REQUIRED WORK
Give back the records below exactly, every one, with no pictures.

[Data items]
----------
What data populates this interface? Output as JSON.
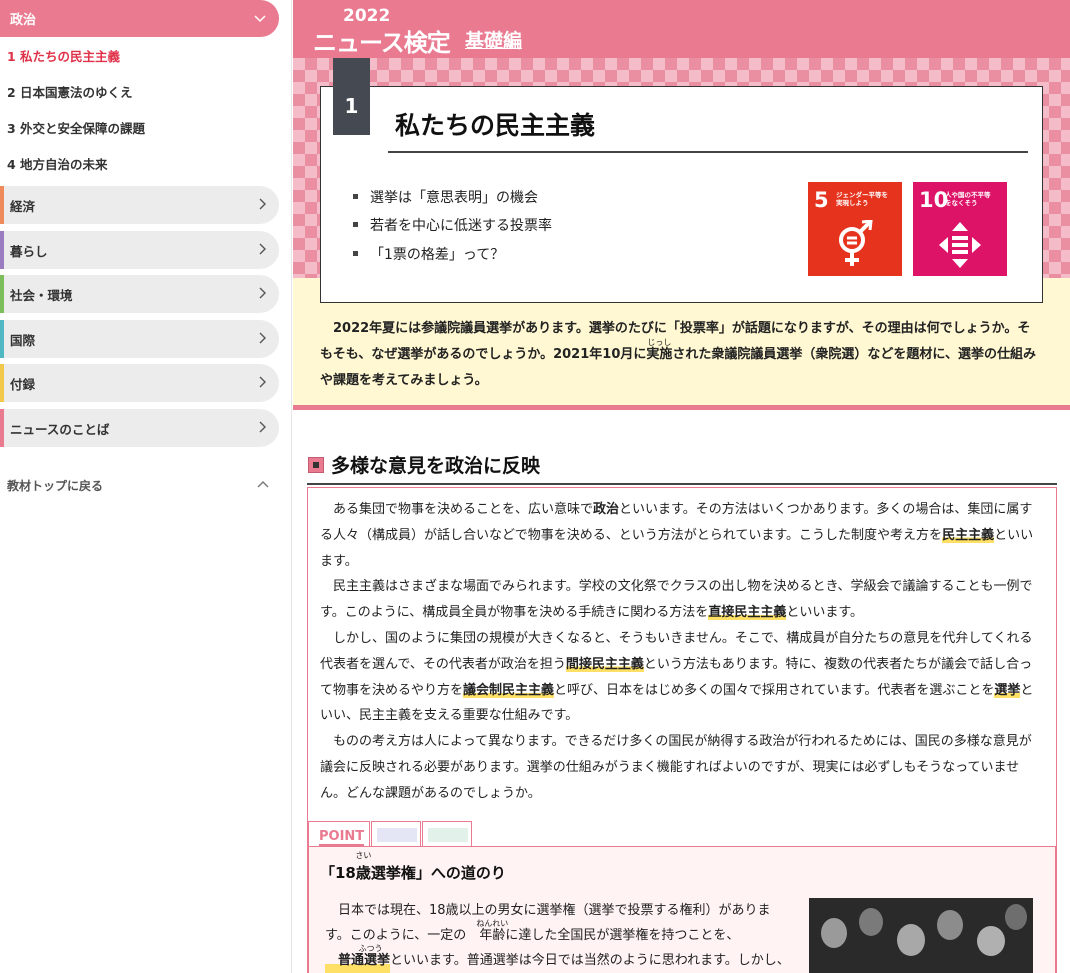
{
  "sidebar": {
    "active_category": "政治",
    "sub_items": [
      "1 私たちの民主主義",
      "2 日本国憲法のゆくえ",
      "3 外交と安全保障の課題",
      "4 地方自治の未来"
    ],
    "categories": [
      {
        "label": "経済",
        "color": "#ef8a5a"
      },
      {
        "label": "暮らし",
        "color": "#9a7cc0"
      },
      {
        "label": "社会・環境",
        "color": "#7cbf5a"
      },
      {
        "label": "国際",
        "color": "#4fb8c4"
      },
      {
        "label": "付録",
        "color": "#f2c84a"
      },
      {
        "label": "ニュースのことば",
        "color": "#e97a90"
      }
    ],
    "back_link": "教材トップに戻る"
  },
  "header": {
    "year": "2022",
    "name": "ニュース検定",
    "edition": "基礎編"
  },
  "chapter": {
    "number": "1",
    "title": "私たちの民主主義",
    "bullets": [
      "選挙は「意思表明」の機会",
      "若者を中心に低迷する投票率",
      "「1票の格差」って？"
    ],
    "sdgs": [
      {
        "number": "5",
        "caption_1": "ジェンダー平等を",
        "caption_2": "実現しよう",
        "color": "#e6331e"
      },
      {
        "number": "10",
        "caption_1": "人や国の不平等",
        "caption_2": "をなくそう",
        "color": "#dd1367"
      }
    ]
  },
  "intro": {
    "part1": "2022年夏には参議院議員選挙があります。選挙のたびに「投票率」が話題になりますが、その理由は何でしょうか。そもそも、なぜ選挙があるのでしょうか。2021年10月に",
    "ruby_base": "実施",
    "ruby_text": "じっし",
    "part2": "された衆議院議員選挙（衆院選）などを題材に、選挙の仕組みや課題を考えてみましょう。"
  },
  "section": {
    "title": "多様な意見を政治に反映",
    "p1": {
      "a": "ある集団で物事を決めることを、広い意味で",
      "b1": "政治",
      "c": "といいます。その方法はいくつかあります。多くの場合は、集団に属する人々（構成員）が話し合いなどで物事を決める、という方法がとられています。こうした制度や考え方を",
      "k1": "民主主義",
      "d": "といいます。"
    },
    "p2": {
      "a": "民主主義はさまざまな場面でみられます。学校の文化祭でクラスの出し物を決めるとき、学級会で議論することも一例です。このように、構成員全員が物事を決める手続きに関わる方法を",
      "k1": "直接民主主義",
      "b": "といいます。"
    },
    "p3": {
      "a": "しかし、国のように集団の規模が大きくなると、そうもいきません。そこで、構成員が自分たちの意見を代弁してくれる代表者を選んで、その代表者が政治を担う",
      "k1": "間接民主主義",
      "b": "という方法もあります。特に、複数の代表者たちが議会で話し合って物事を決めるやり方を",
      "k2": "議会制民主主義",
      "c": "と呼び、日本をはじめ多くの国々で採用されています。代表者を選ぶことを",
      "k3": "選挙",
      "d": "といい、民主主義を支える重要な仕組みです。"
    },
    "p4": "ものの考え方は人によって異なります。できるだけ多くの国民が納得する政治が行われるためには、国民の多様な意見が議会に反映される必要があります。選挙の仕組みがうまく機能すればよいのですが、現実には必ずしもそうなっていません。どんな課題があるのでしょうか。"
  },
  "point": {
    "tab_label": "POINT",
    "title_pre": "「18",
    "title_ruby_base": "歳",
    "title_ruby_text": "さい",
    "title_post": "選挙権」への道のり",
    "text_a": "日本では現在、18歳以上の男女に選挙権（選挙で投票する権利）があります。このように、一定の",
    "ruby1_base": "年齢",
    "ruby1_text": "ねんれい",
    "text_b": "に達した全国民が選挙権を持つことを、",
    "kw_base": "普通選挙",
    "kw_ruby": "ふつう",
    "text_c": "といいます。普通選挙は今日では当然のように思われます。しかし、日本"
  }
}
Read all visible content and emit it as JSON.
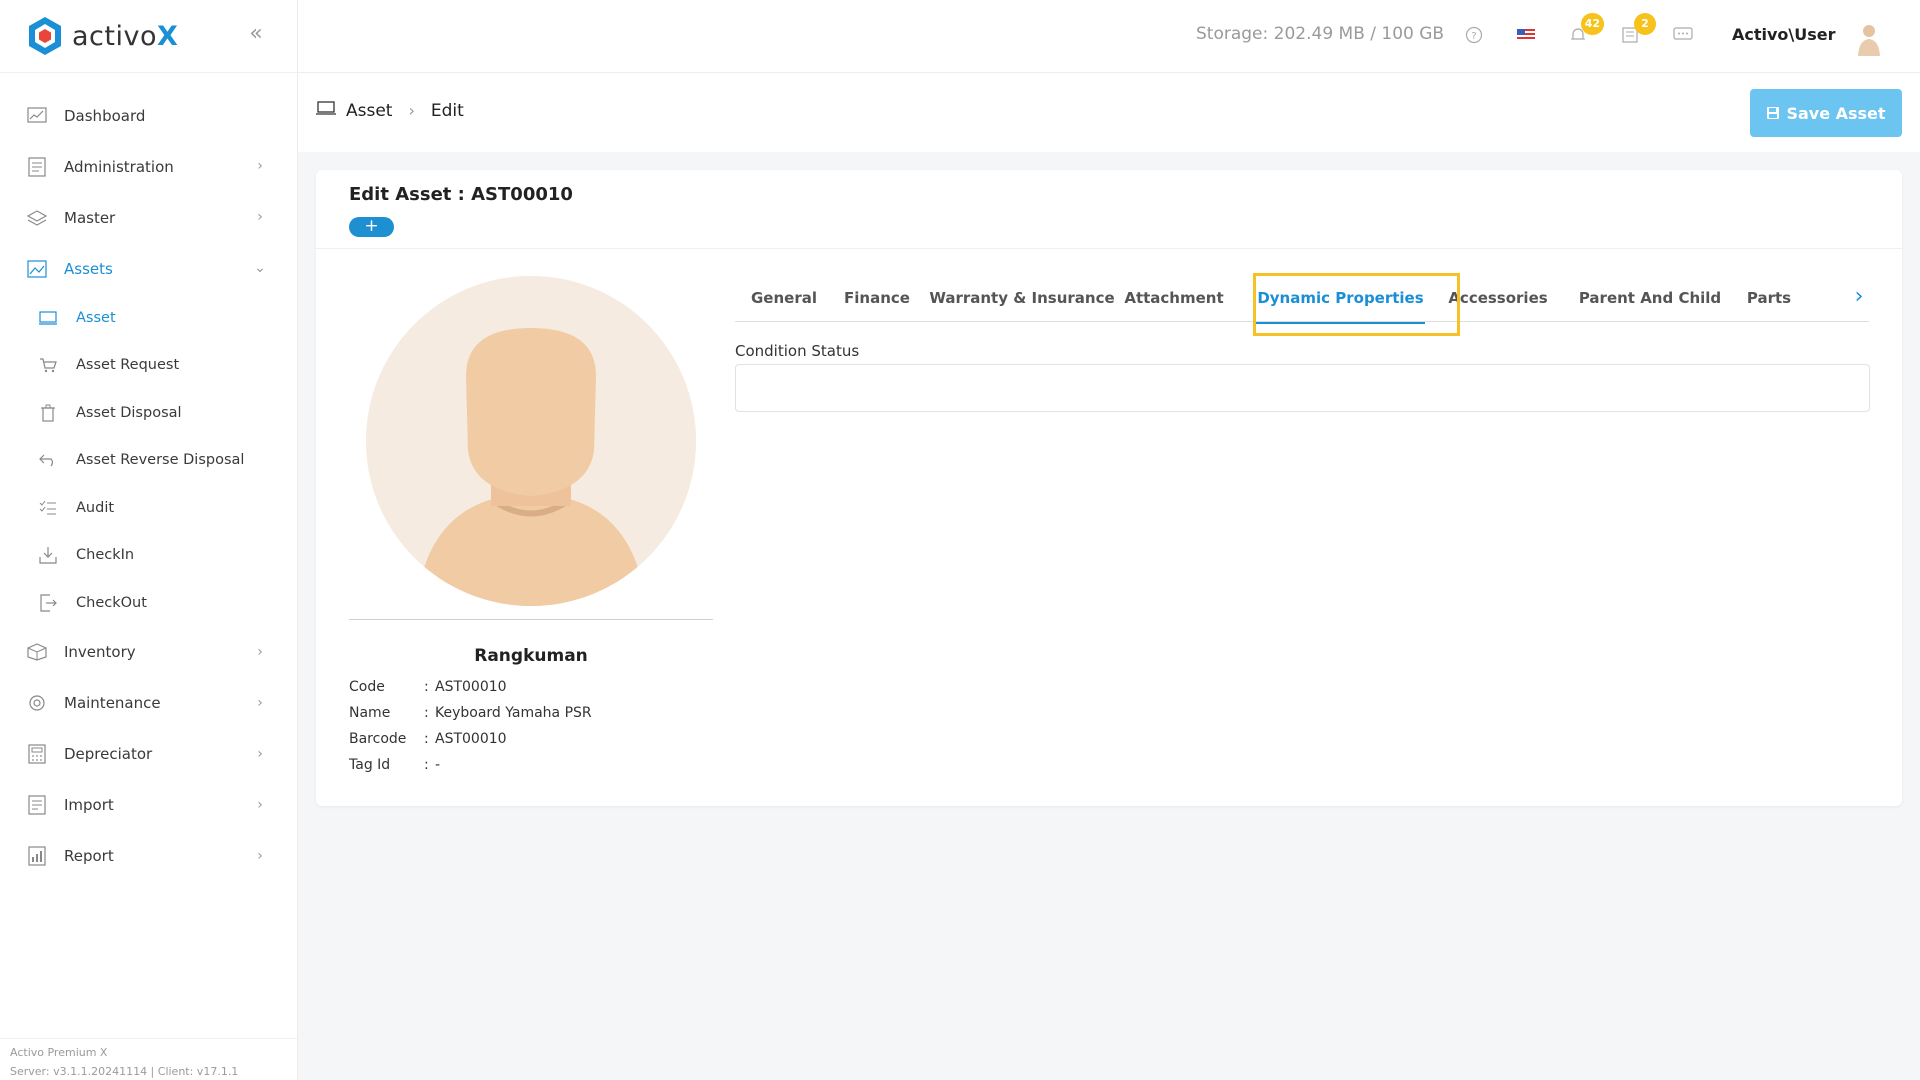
{
  "brand": {
    "logo_text_main": "activo",
    "logo_text_accent": "X"
  },
  "sidebar": {
    "items": [
      {
        "label": "Dashboard",
        "icon": "chart-icon"
      },
      {
        "label": "Administration",
        "icon": "clipboard-icon"
      },
      {
        "label": "Master",
        "icon": "layers-icon"
      },
      {
        "label": "Assets",
        "icon": "image-icon"
      },
      {
        "label": "Inventory",
        "icon": "box-icon"
      },
      {
        "label": "Maintenance",
        "icon": "gear-icon"
      },
      {
        "label": "Depreciator",
        "icon": "calculator-icon"
      },
      {
        "label": "Import",
        "icon": "import-icon"
      },
      {
        "label": "Report",
        "icon": "report-icon"
      }
    ],
    "asset_sub": [
      {
        "label": "Asset",
        "icon": "monitor-icon"
      },
      {
        "label": "Asset Request",
        "icon": "cart-icon"
      },
      {
        "label": "Asset Disposal",
        "icon": "trash-icon"
      },
      {
        "label": "Asset Reverse Disposal",
        "icon": "undo-icon"
      },
      {
        "label": "Audit",
        "icon": "checklist-icon"
      },
      {
        "label": "CheckIn",
        "icon": "download-icon"
      },
      {
        "label": "CheckOut",
        "icon": "logout-icon"
      }
    ],
    "footer_line1": "Activo Premium X",
    "footer_line2": "Server: v3.1.1.20241114 | Client: v17.1.1"
  },
  "topbar": {
    "storage": "Storage: 202.49 MB / 100 GB",
    "notification_count": "42",
    "task_count": "2",
    "user": "Activo\\User"
  },
  "breadcrumb": {
    "root": "Asset",
    "current": "Edit"
  },
  "save_button": "Save Asset",
  "card": {
    "title": "Edit Asset : AST00010",
    "plus": "+"
  },
  "asset": {
    "heading": "Rangkuman",
    "rows": [
      {
        "key": "Code",
        "value": "AST00010"
      },
      {
        "key": "Name",
        "value": "Keyboard Yamaha PSR"
      },
      {
        "key": "Barcode",
        "value": "AST00010"
      },
      {
        "key": "Tag Id",
        "value": "-"
      }
    ]
  },
  "tabs": [
    {
      "label": "General"
    },
    {
      "label": "Finance"
    },
    {
      "label": "Warranty & Insurance"
    },
    {
      "label": "Attachment"
    },
    {
      "label": "Dynamic Properties",
      "active": true
    },
    {
      "label": "Accessories"
    },
    {
      "label": "Parent And Child"
    },
    {
      "label": "Parts"
    }
  ],
  "field": {
    "label": "Condition Status",
    "value": ""
  },
  "colors": {
    "accent": "#1a8fd6",
    "highlight": "#f5c127",
    "badge": "#f7c21b",
    "save": "#6cc5f0"
  }
}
----------
RESULT FOR THIS EXERCISE
What data populates this interface? Output as JSON.
{
  "sidebar": {
    "active_category": "政治",
    "sub_items": [
      "1 私たちの民主主義",
      "2 日本国憲法のゆくえ",
      "3 外交と安全保障の課題",
      "4 地方自治の未来"
    ],
    "categories": [
      {
        "label": "経済",
        "color": "#ef8a5a"
      },
      {
        "label": "暮らし",
        "color": "#9a7cc0"
      },
      {
        "label": "社会・環境",
        "color": "#7cbf5a"
      },
      {
        "label": "国際",
        "color": "#4fb8c4"
      },
      {
        "label": "付録",
        "color": "#f2c84a"
      },
      {
        "label": "ニュースのことば",
        "color": "#e97a90"
      }
    ],
    "back_link": "教材トップに戻る"
  },
  "header": {
    "year": "2022",
    "name": "ニュース検定",
    "edition": "基礎編"
  },
  "chapter": {
    "number": "1",
    "title": "私たちの民主主義",
    "bullets": [
      "選挙は「意思表明」の機会",
      "若者を中心に低迷する投票率",
      "「1票の格差」って？"
    ],
    "sdgs": [
      {
        "number": "5",
        "caption_1": "ジェンダー平等を",
        "caption_2": "実現しよう",
        "color": "#e6331e"
      },
      {
        "number": "10",
        "caption_1": "人や国の不平等",
        "caption_2": "をなくそう",
        "color": "#dd1367"
      }
    ]
  },
  "intro": {
    "part1": "2022年夏には参議院議員選挙があります。選挙のたびに「投票率」が話題になりますが、その理由は何でしょうか。そもそも、なぜ選挙があるのでしょうか。2021年10月に",
    "ruby_base": "実施",
    "ruby_text": "じっし",
    "part2": "された衆議院議員選挙（衆院選）などを題材に、選挙の仕組みや課題を考えてみましょう。"
  },
  "section": {
    "title": "多様な意見を政治に反映",
    "p1": {
      "a": "ある集団で物事を決めることを、広い意味で",
      "b1": "政治",
      "c": "といいます。その方法はいくつかあります。多くの場合は、集団に属する人々（構成員）が話し合いなどで物事を決める、という方法がとられています。こうした制度や考え方を",
      "k1": "民主主義",
      "d": "といいます。"
    },
    "p2": {
      "a": "民主主義はさまざまな場面でみられます。学校の文化祭でクラスの出し物を決めるとき、学級会で議論することも一例です。このように、構成員全員が物事を決める手続きに関わる方法を",
      "k1": "直接民主主義",
      "b": "といいます。"
    },
    "p3": {
      "a": "しかし、国のように集団の規模が大きくなると、そうもいきません。そこで、構成員が自分たちの意見を代弁してくれる代表者を選んで、その代表者が政治を担う",
      "k1": "間接民主主義",
      "b": "という方法もあります。特に、複数の代表者たちが議会で話し合って物事を決めるやり方を",
      "k2": "議会制民主主義",
      "c": "と呼び、日本をはじめ多くの国々で採用されています。代表者を選ぶことを",
      "k3": "選挙",
      "d": "といい、民主主義を支える重要な仕組みです。"
    },
    "p4": "ものの考え方は人によって異なります。できるだけ多くの国民が納得する政治が行われるためには、国民の多様な意見が議会に反映される必要があります。選挙の仕組みがうまく機能すればよいのですが、現実には必ずしもそうなっていません。どんな課題があるのでしょうか。"
  },
  "point": {
    "tab_label": "POINT",
    "title_pre": "「18",
    "title_ruby_base": "歳",
    "title_ruby_text": "さい",
    "title_post": "選挙権」への道のり",
    "text_a": "日本では現在、18歳以上の男女に選挙権（選挙で投票する権利）があります。このように、一定の",
    "ruby1_base": "年齢",
    "ruby1_text": "ねんれい",
    "text_b": "に達した全国民が選挙権を持つことを、",
    "kw_base": "普通選挙",
    "kw_ruby": "ふつう",
    "text_c": "といいます。普通選挙は今日では当然のように思われます。しかし、日本"
  }
}
Read all visible content and emit it as JSON.
{
  "brand": {
    "logo_text_main": "activo",
    "logo_text_accent": "X"
  },
  "sidebar": {
    "items": [
      {
        "label": "Dashboard",
        "icon": "chart-icon"
      },
      {
        "label": "Administration",
        "icon": "clipboard-icon"
      },
      {
        "label": "Master",
        "icon": "layers-icon"
      },
      {
        "label": "Assets",
        "icon": "image-icon"
      },
      {
        "label": "Inventory",
        "icon": "box-icon"
      },
      {
        "label": "Maintenance",
        "icon": "gear-icon"
      },
      {
        "label": "Depreciator",
        "icon": "calculator-icon"
      },
      {
        "label": "Import",
        "icon": "import-icon"
      },
      {
        "label": "Report",
        "icon": "report-icon"
      }
    ],
    "asset_sub": [
      {
        "label": "Asset",
        "icon": "monitor-icon"
      },
      {
        "label": "Asset Request",
        "icon": "cart-icon"
      },
      {
        "label": "Asset Disposal",
        "icon": "trash-icon"
      },
      {
        "label": "Asset Reverse Disposal",
        "icon": "undo-icon"
      },
      {
        "label": "Audit",
        "icon": "checklist-icon"
      },
      {
        "label": "CheckIn",
        "icon": "download-icon"
      },
      {
        "label": "CheckOut",
        "icon": "logout-icon"
      }
    ],
    "footer_line1": "Activo Premium X",
    "footer_line2": "Server: v3.1.1.20241114 | Client: v17.1.1"
  },
  "topbar": {
    "storage": "Storage: 202.49 MB / 100 GB",
    "notification_count": "42",
    "task_count": "2",
    "user": "Activo\\User"
  },
  "breadcrumb": {
    "root": "Asset",
    "current": "Edit"
  },
  "save_button": "Save Asset",
  "card": {
    "title": "Edit Asset : AST00010",
    "plus": "+"
  },
  "asset": {
    "heading": "Rangkuman",
    "rows": [
      {
        "key": "Code",
        "value": "AST00010"
      },
      {
        "key": "Name",
        "value": "Keyboard Yamaha PSR"
      },
      {
        "key": "Barcode",
        "value": "AST00010"
      },
      {
        "key": "Tag Id",
        "value": "-"
      }
    ]
  },
  "tabs": [
    {
      "label": "General"
    },
    {
      "label": "Finance"
    },
    {
      "label": "Warranty & Insurance"
    },
    {
      "label": "Attachment"
    },
    {
      "label": "Dynamic Properties",
      "active": true
    },
    {
      "label": "Accessories"
    },
    {
      "label": "Parent And Child"
    },
    {
      "label": "Parts"
    }
  ],
  "field": {
    "label": "Condition Status",
    "value": ""
  },
  "colors": {
    "accent": "#1a8fd6",
    "highlight": "#f5c127",
    "badge": "#f7c21b",
    "save": "#6cc5f0"
  }
}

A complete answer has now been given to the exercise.